- [Passage to read]:
=====

Preferred Citation: Karlstrom, Paul J., editor On the Edge of America: California Modernist Art, 1900-1950. Berkeley:  University of California Press,  c1996 1996. http://ark.cdlib.org/ark:/13030/ft5p30070c/


 
Painting Under the Shadow: California Modernism and the Second World War

Clay Spohn's Fantastic War Machines

In the summer of 1941, some six months before the bombing of Pearl Harbor, the San Francisco artist Clay Spohn began having recurring dreams about battling the Axis powers with fantastic weapons of war. "They were not nightmares," he recalled, "but like great spectacles of color."[23] Spohn took profuse notes on these dreams, waking in the middle of the night to make elaborate annotated "obsession drawings." Most of his more than two hundred ideas for war-related paintings never evolved beyond scrap paper, but at the urging of his good friend Charles Howard, Spohn produced enough finished works for an exhibition. A notorious procrastinator, Spohn worked on them until the very eve of their presentation. On February 22, 1942, two months after America entered the Second World War, Spohn's Fantastic War Machines and Guerragraphs premiered at the San Francisco Museum of Art.

=====

Listings of element regions
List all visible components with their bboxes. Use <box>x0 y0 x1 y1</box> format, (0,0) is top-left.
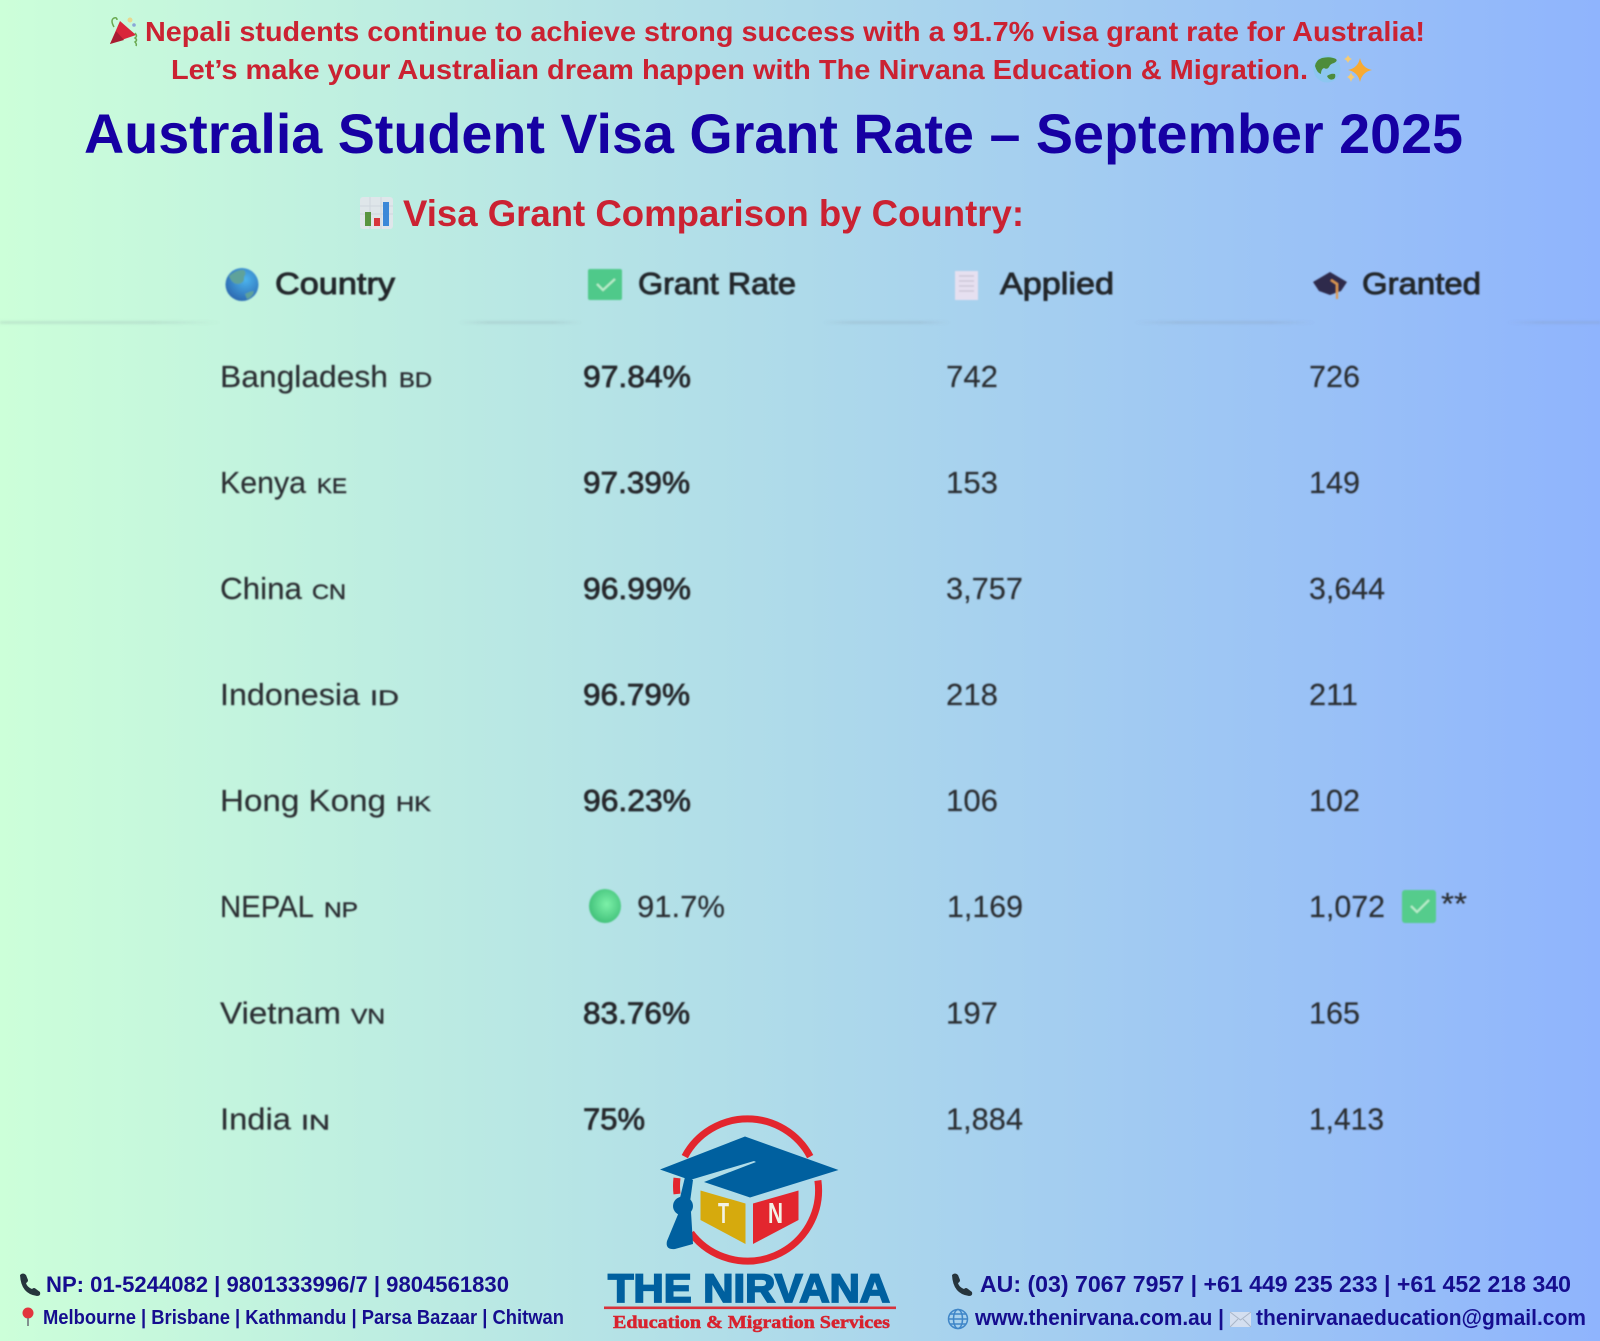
headline line 2: Let’s make your Australian dream happen with The Nirvana Education & Migration. <box>171 54 1308 85</box>
row: Kenya <box>220 465 1360 500</box>
email: thenirvanaeducation@gmail.com <box>1256 1305 1586 1330</box>
row: India <box>220 1102 1384 1136</box>
row: Vietnam: Vietnam <box>220 996 341 1030</box>
row: Kenya: Kenya <box>220 465 307 500</box>
row: India: 1,413 <box>1309 1102 1384 1136</box>
logo: The Nirvana <box>604 1119 896 1332</box>
row: Hong Kong: HK <box>396 793 431 816</box>
header: granted: Granted <box>1362 267 1481 301</box>
logo wordmark: THE NIRVANA <box>608 1267 890 1311</box>
row: Vietnam: 197 <box>946 996 998 1030</box>
row: Bangladesh: 97.84% <box>583 359 691 394</box>
row: Nepal: ** <box>1441 886 1467 921</box>
icon: web globe <box>948 1310 968 1328</box>
row: Indonesia: 211 <box>1309 677 1358 712</box>
row: India: 75% <box>583 1102 645 1136</box>
icon: green circle <box>589 889 621 923</box>
row: Hong Kong: 106 <box>946 783 998 818</box>
row: Kenya: 97.39% <box>583 465 690 500</box>
logo: yellow page <box>700 1190 746 1244</box>
row: Indonesia: 96.79% <box>583 677 690 712</box>
header: grant rate: Grant Rate <box>638 267 796 301</box>
row: India: India <box>220 1102 292 1136</box>
row: Nepal: 91.7% <box>637 889 725 924</box>
row: Nepal <box>220 886 1467 924</box>
row: China: CN <box>312 581 346 604</box>
icon: sparkles <box>1344 55 1372 82</box>
row: India: 1,884 <box>946 1102 1023 1136</box>
row: Bangladesh <box>220 359 1360 394</box>
row: China: 3,644 <box>1309 571 1385 606</box>
logo tagline: Education & Migration Services <box>613 1312 890 1332</box>
Australia phone numbers: AU: (03) 7067 7957 | +61 449 235 233 | +61 452 218 340 <box>980 1271 1571 1297</box>
row: Bangladesh: Bangladesh <box>220 359 388 394</box>
row: Nepal: 1,169 <box>947 889 1023 924</box>
row: Hong Kong: Hong Kong <box>220 783 386 818</box>
table: visa grant comparison <box>0 267 1600 1136</box>
icon: phone <box>20 1274 40 1296</box>
icon: bar chart <box>360 197 393 229</box>
row: Indonesia: 218 <box>946 677 998 712</box>
row: Nepal: 1,072 <box>1309 889 1385 924</box>
footer contacts: Nepal <box>20 1272 564 1329</box>
Nepal phone numbers: NP: 01-5244082 | 9801333996/7 | 9804561830 <box>46 1272 509 1297</box>
icon: globe header <box>226 268 258 301</box>
row: Indonesia <box>220 677 1358 712</box>
subheading <box>360 193 1024 234</box>
table header <box>0 267 1600 324</box>
footer contacts: Australia <box>948 1271 1586 1330</box>
row: China: 96.99% <box>583 571 691 606</box>
icon: check mark header <box>588 269 622 300</box>
icon: globe <box>1314 56 1340 82</box>
intro message <box>110 16 1425 85</box>
row: Hong Kong <box>220 783 1360 818</box>
icon: map pin <box>22 1308 34 1326</box>
office locations: Melbourne | Brisbane | Kathmandu | Parsa Bazaar | Chitwan <box>43 1307 564 1329</box>
icon: party popper <box>110 18 136 46</box>
comparison heading: Visa Grant Comparison by Country: <box>403 193 1024 234</box>
row: Indonesia: Indonesia <box>220 677 361 712</box>
row: Indonesia: ID <box>370 687 399 710</box>
icon: check mark <box>1402 890 1436 923</box>
row: Vietnam: 83.76% <box>583 996 690 1030</box>
title: Australia Student Visa Grant Rate – September 2025 <box>84 102 1463 165</box>
logo: red page <box>753 1190 798 1244</box>
row: Bangladesh: 726 <box>1309 359 1360 394</box>
logo: letter T: T <box>718 1198 729 1230</box>
icon: graduation cap <box>1313 272 1347 299</box>
row: Nepal: NP <box>324 899 358 922</box>
logo: letter N: N <box>768 1198 783 1230</box>
row: Nepal: NEPAL <box>220 889 314 924</box>
row: Kenya: 153 <box>946 465 998 500</box>
icon: envelope <box>1230 1312 1251 1327</box>
icon: document <box>955 271 978 300</box>
row: Bangladesh: BD <box>399 369 432 392</box>
row: Hong Kong: 96.23% <box>583 783 691 818</box>
row: China <box>220 571 1385 606</box>
row: Bangladesh: 742 <box>946 359 998 394</box>
row: Vietnam: VN <box>351 1006 385 1028</box>
header: applied: Applied <box>1000 267 1114 301</box>
logo ring <box>676 1119 819 1261</box>
icon: phone <box>952 1274 972 1296</box>
row: Kenya: 149 <box>1309 465 1360 500</box>
row: Hong Kong: 102 <box>1309 783 1360 818</box>
row: Vietnam: 165 <box>1309 996 1360 1030</box>
website: www.thenirvana.com.au | <box>974 1305 1224 1330</box>
row: China: China <box>220 571 303 606</box>
row: China: 3,757 <box>946 571 1023 606</box>
logo: mortarboard <box>660 1136 838 1249</box>
row: India: IN <box>301 1112 330 1134</box>
header: country: Country <box>275 267 396 301</box>
row: Kenya: KE <box>317 475 347 498</box>
row: Vietnam <box>220 996 1360 1030</box>
headline line 1: Nepali students continue to achieve strong success with a 91.7% visa grant rate for Australia! <box>145 16 1425 47</box>
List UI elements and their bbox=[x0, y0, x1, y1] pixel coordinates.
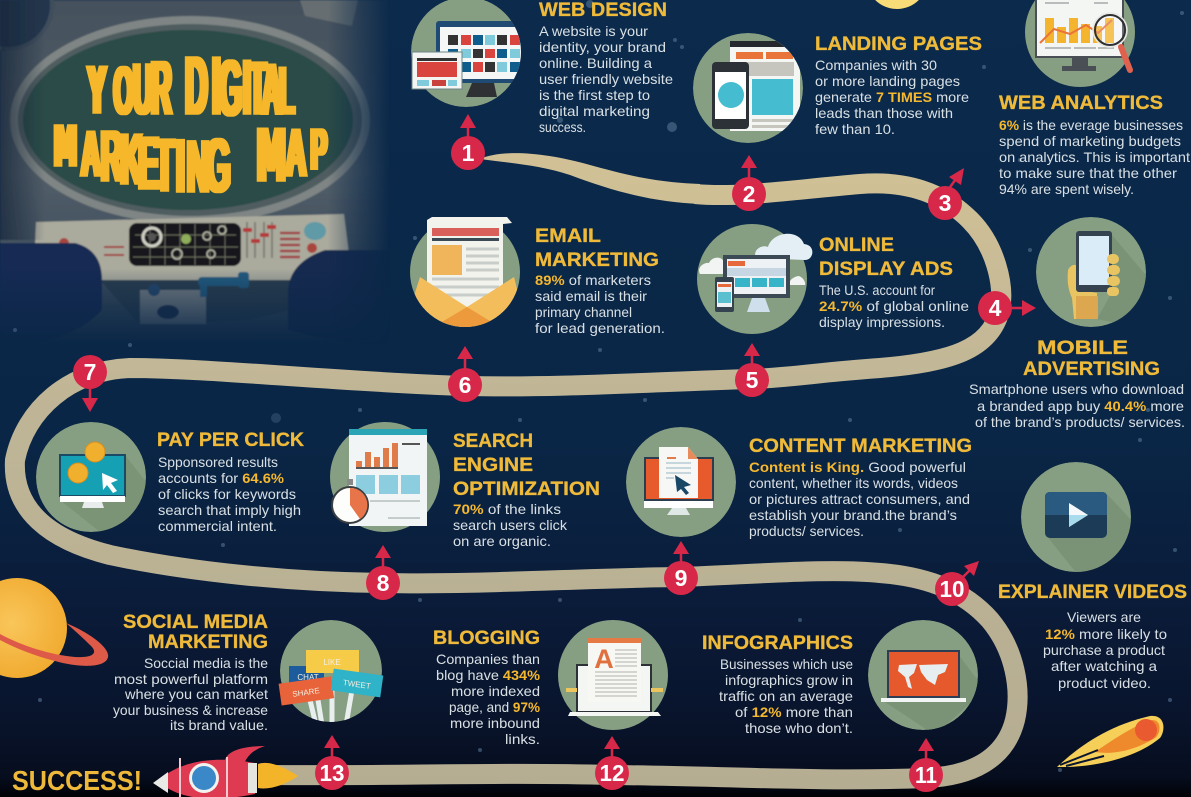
text block: more indexed bbox=[451, 683, 540, 699]
pin 1: 1 bbox=[462, 140, 475, 166]
title: Your Digital Marketing Map: O bbox=[114, 52, 134, 129]
pin 5: 5 bbox=[746, 367, 759, 393]
heading: OPTIMIZATION bbox=[453, 479, 600, 500]
text block: infographics grow in bbox=[725, 672, 853, 688]
pin 3 bbox=[928, 168, 964, 220]
heading: ENGINE bbox=[453, 455, 533, 476]
rocket bbox=[153, 746, 298, 797]
title: Your Digital Marketing Map: P bbox=[311, 118, 327, 182]
text block: on are organic. bbox=[453, 533, 551, 549]
porthole bbox=[0, 0, 52, 49]
pin 5 bbox=[735, 343, 769, 397]
heading: INFOGRAPHICS bbox=[702, 633, 853, 654]
pin 11 bbox=[909, 738, 943, 792]
text block bbox=[113, 655, 268, 733]
title: Your Digital Marketing Map bbox=[54, 40, 327, 209]
heading: WEB DESIGN bbox=[539, 0, 667, 21]
title: Your Digital Marketing Map: A bbox=[286, 116, 306, 192]
window frame bbox=[10, 16, 370, 224]
icon: report with stopwatch bbox=[330, 422, 440, 532]
text block: most powerful platform bbox=[114, 671, 268, 687]
heading: EMAIL bbox=[535, 226, 601, 247]
number pins and arrows bbox=[73, 114, 1036, 792]
text block bbox=[749, 459, 970, 539]
heading: CONTENT MARKETING bbox=[749, 436, 972, 457]
text block: those who don’t. bbox=[745, 720, 853, 736]
step 11: infographics bbox=[702, 620, 985, 736]
text block bbox=[436, 651, 541, 747]
text block: Viewers are bbox=[1067, 609, 1141, 625]
text block: The U.S. account for bbox=[819, 282, 935, 298]
text block: primary channel bbox=[535, 304, 632, 320]
pin 4: 4 bbox=[989, 295, 1002, 321]
icon: laptop with article: A bbox=[594, 644, 614, 674]
text block bbox=[158, 454, 301, 534]
text block: success. bbox=[539, 119, 586, 135]
pin 6 bbox=[448, 346, 482, 402]
text block bbox=[999, 117, 1190, 197]
step 13: social media marketing bbox=[113, 612, 383, 733]
title: Your Digital Marketing Map: A bbox=[262, 49, 282, 130]
text block: is the first step to bbox=[539, 87, 650, 103]
cockpit illustration bbox=[0, 0, 400, 345]
text block: or pictures attract consumers, and bbox=[749, 491, 970, 507]
step 12: blogging bbox=[433, 620, 668, 747]
text block: for lead generation. bbox=[535, 320, 665, 336]
text block: blog have 434% bbox=[436, 667, 541, 683]
text block: where you can market bbox=[124, 686, 268, 702]
text block: of clicks for keywords bbox=[158, 486, 296, 502]
window glass bbox=[23, 30, 353, 210]
text block: links. bbox=[505, 731, 540, 747]
step 6: email marketing bbox=[400, 217, 665, 340]
text block bbox=[815, 57, 969, 137]
heading: DISPLAY ADS bbox=[819, 259, 953, 280]
icon: hand holding phone bbox=[1036, 217, 1150, 327]
text block bbox=[969, 381, 1185, 430]
icon: social signs: CHAT bbox=[297, 673, 319, 682]
text block: Soccial media is the bbox=[144, 655, 268, 671]
pin 6: 6 bbox=[459, 372, 471, 398]
pin 2: 2 bbox=[743, 181, 755, 207]
text block: few than 10. bbox=[815, 121, 895, 137]
title: Your Digital Marketing Map: M bbox=[54, 115, 77, 180]
text block: 24.7% of global online bbox=[819, 298, 969, 314]
planet: ringed saturn bbox=[0, 578, 108, 678]
text block: to make sure that the other bbox=[999, 165, 1177, 181]
heading: WEB ANALYTICS bbox=[999, 93, 1163, 114]
road: winding path bbox=[15, 153, 1018, 779]
step 9: content marketing bbox=[626, 427, 972, 539]
pin 10 bbox=[935, 561, 979, 606]
title: Your Digital Marketing Map: T bbox=[155, 125, 174, 208]
step 10: explainer videos bbox=[998, 462, 1187, 691]
heading: SOCIAL MEDIA bbox=[123, 612, 268, 633]
text block: your business & increase bbox=[113, 702, 268, 718]
icon: video play button bbox=[1021, 462, 1131, 572]
icon: envelope with letter bbox=[410, 217, 520, 327]
text block: spend of marketing budgets bbox=[999, 133, 1181, 149]
text block: generate 7 TIMES more bbox=[815, 89, 969, 105]
control console bbox=[35, 214, 350, 282]
title: Your Digital Marketing Map: I bbox=[243, 44, 251, 131]
text block: search that imply high bbox=[158, 502, 301, 518]
pin 8: 8 bbox=[377, 570, 390, 596]
right seat bbox=[288, 249, 378, 324]
text block: of the brand’s products/ services. bbox=[975, 414, 1185, 430]
text block: purchase a product bbox=[1043, 642, 1165, 658]
text block: said email is their bbox=[535, 288, 647, 304]
pin 2 bbox=[732, 155, 766, 211]
heading: PAY PER CLICK bbox=[157, 430, 304, 451]
title: Your Digital Marketing Map: N bbox=[187, 127, 209, 209]
title: Your Digital Marketing Map: Y bbox=[88, 55, 106, 129]
text block: commercial intent. bbox=[158, 518, 277, 534]
pin 4 bbox=[978, 291, 1036, 325]
text block: 12% more likely to bbox=[1045, 626, 1167, 642]
icon: landing page and phone bbox=[693, 33, 803, 143]
text block bbox=[539, 23, 673, 135]
heading: LANDING PAGES bbox=[815, 34, 982, 55]
step 2: landing pages bbox=[693, 33, 982, 143]
text block: user friendly website bbox=[539, 71, 673, 87]
comet bbox=[1057, 716, 1163, 767]
text block: Content is King. Good powerful bbox=[749, 459, 966, 475]
pin 1 bbox=[451, 114, 485, 170]
step 8: search engine optimization bbox=[330, 422, 600, 549]
icon: social signs: LIKE bbox=[323, 658, 341, 667]
text block: after watching a bbox=[1051, 658, 1157, 674]
text block: digital marketing bbox=[539, 103, 650, 119]
step 7: pay per click bbox=[36, 422, 304, 540]
wall sign bbox=[300, 0, 358, 26]
text block bbox=[719, 656, 853, 736]
text block: products/ services. bbox=[749, 523, 864, 539]
text block: accounts for 64.6% bbox=[158, 470, 285, 486]
text block: more inbound bbox=[450, 715, 540, 731]
text block: establish your brand.the brand’s bbox=[749, 507, 957, 523]
heading: SEARCH bbox=[453, 431, 533, 452]
pin 12: 12 bbox=[600, 760, 624, 786]
pin 11: 11 bbox=[915, 762, 937, 788]
text block: 70% of the links bbox=[453, 501, 561, 517]
title: Your Digital Marketing Map: K bbox=[120, 119, 142, 200]
title: Your Digital Marketing Map: L bbox=[279, 52, 295, 129]
pin 10: 10 bbox=[940, 576, 964, 602]
text block: Businesses which use bbox=[720, 656, 853, 672]
pin 3: 3 bbox=[939, 190, 951, 216]
title: Your Digital Marketing Map: I bbox=[176, 124, 185, 209]
step 1: web design bbox=[411, 0, 673, 135]
pin 7: 7 bbox=[84, 359, 96, 385]
pin 13 bbox=[315, 735, 349, 790]
heading: BLOGGING bbox=[433, 628, 540, 649]
title: Your Digital Marketing Map: R bbox=[151, 47, 172, 131]
title: Your Digital Marketing Map: G bbox=[206, 124, 231, 209]
pin 9 bbox=[664, 541, 698, 595]
text block: 89% of marketers bbox=[535, 272, 651, 288]
text block: or more landing pages bbox=[815, 73, 960, 89]
heading: MARKETING bbox=[535, 250, 659, 271]
text block: traffic on an average bbox=[719, 688, 853, 704]
text block: Companies with 30 bbox=[815, 57, 937, 73]
heading: EXPLAINER VIDEOS bbox=[998, 582, 1187, 603]
text block: its brand value. bbox=[170, 717, 268, 733]
left seat bbox=[0, 242, 103, 324]
icon: monitor with document bbox=[626, 427, 736, 537]
icon: laptop with article bbox=[558, 620, 668, 730]
text block bbox=[453, 501, 568, 549]
pin 8 bbox=[366, 545, 400, 600]
icon: social signs bbox=[280, 620, 382, 725]
text block: 94% are spent wisely. bbox=[999, 181, 1134, 197]
icon: monitor with coins and cursor bbox=[36, 422, 146, 532]
pin 7 bbox=[73, 355, 107, 412]
heading: ADVERTISING bbox=[1023, 359, 1160, 380]
sign: share: SHARE bbox=[292, 686, 320, 699]
text block: leads than those with bbox=[815, 105, 953, 121]
heading: ONLINE bbox=[819, 235, 894, 256]
text block: Smartphone users who download bbox=[969, 381, 1184, 397]
title: Your Digital Marketing Map: R bbox=[101, 116, 123, 197]
text block: page, and 97% bbox=[449, 699, 541, 715]
icon: analytics monitor with magnifier bbox=[1025, 0, 1135, 87]
text block: on analytics. This is important bbox=[999, 149, 1190, 165]
heading: MARKETING bbox=[148, 632, 268, 653]
title: Your Digital Marketing Map: E bbox=[138, 123, 159, 206]
icon: laptop with world map bbox=[868, 620, 978, 730]
step 4: mobile advertising bbox=[969, 217, 1185, 430]
text block: display impressions. bbox=[819, 314, 945, 330]
sign: tweet bbox=[331, 669, 383, 697]
title: Your Digital Marketing Map: M bbox=[256, 116, 286, 199]
pin 9: 9 bbox=[675, 565, 687, 591]
icon: website monitor bbox=[411, 0, 521, 107]
sign: share bbox=[279, 676, 334, 706]
text block: A website is your bbox=[539, 23, 648, 39]
success label: SUCCESS! bbox=[12, 765, 142, 796]
step 5: online display ads bbox=[697, 224, 969, 334]
text block bbox=[819, 282, 969, 330]
title: Your Digital Marketing Map: D bbox=[185, 40, 208, 133]
lower console and joystick bbox=[100, 271, 290, 324]
title: Your Digital Marketing Map: I bbox=[212, 40, 221, 133]
text block: Companies than bbox=[436, 651, 540, 667]
text block: a branded app buy 40.4% more bbox=[977, 398, 1184, 414]
text block: Spponsored results bbox=[158, 454, 278, 470]
text block bbox=[535, 272, 665, 336]
pin 12 bbox=[595, 736, 629, 790]
heading: MOBILE bbox=[1037, 338, 1128, 359]
title: Your Digital Marketing Map: A bbox=[81, 117, 101, 190]
icon: display screens and clouds bbox=[697, 224, 812, 334]
planet: moon at top bbox=[866, 0, 928, 9]
title: Your Digital Marketing Map: G bbox=[219, 44, 242, 132]
text block: search users click bbox=[453, 517, 568, 533]
text block: product video. bbox=[1058, 675, 1151, 691]
text block: of 12% more than bbox=[735, 704, 853, 720]
title: Your Digital Marketing Map: U bbox=[133, 49, 153, 130]
text block: 6% is the everage businesses bbox=[999, 117, 1183, 133]
text block: identity, your brand bbox=[539, 39, 666, 55]
sign: tweet: TWEET bbox=[342, 678, 371, 691]
title: Your Digital Marketing Map: T bbox=[249, 48, 266, 131]
pin 13: 13 bbox=[320, 760, 344, 786]
text block: content, whether its words, videos bbox=[749, 475, 958, 491]
text block: online. Building a bbox=[539, 55, 652, 71]
step 3: web analytics bbox=[999, 0, 1190, 197]
text block bbox=[1043, 609, 1167, 691]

=====

- [Aim]: According to the passage about Clay Spohn, why did he end up producing enough finished war-related works for an exhibition, even though most of his ideas never got past scrap paper? Rely only on the passage about Clay Spohn for what comes next.

- [Exercise result]: His good friend Charles Howard urged him to. At that urging, Spohn turned enough of his ideas into finished works for a show, which premiered at the San Francisco Museum of Art on February 22, 1942.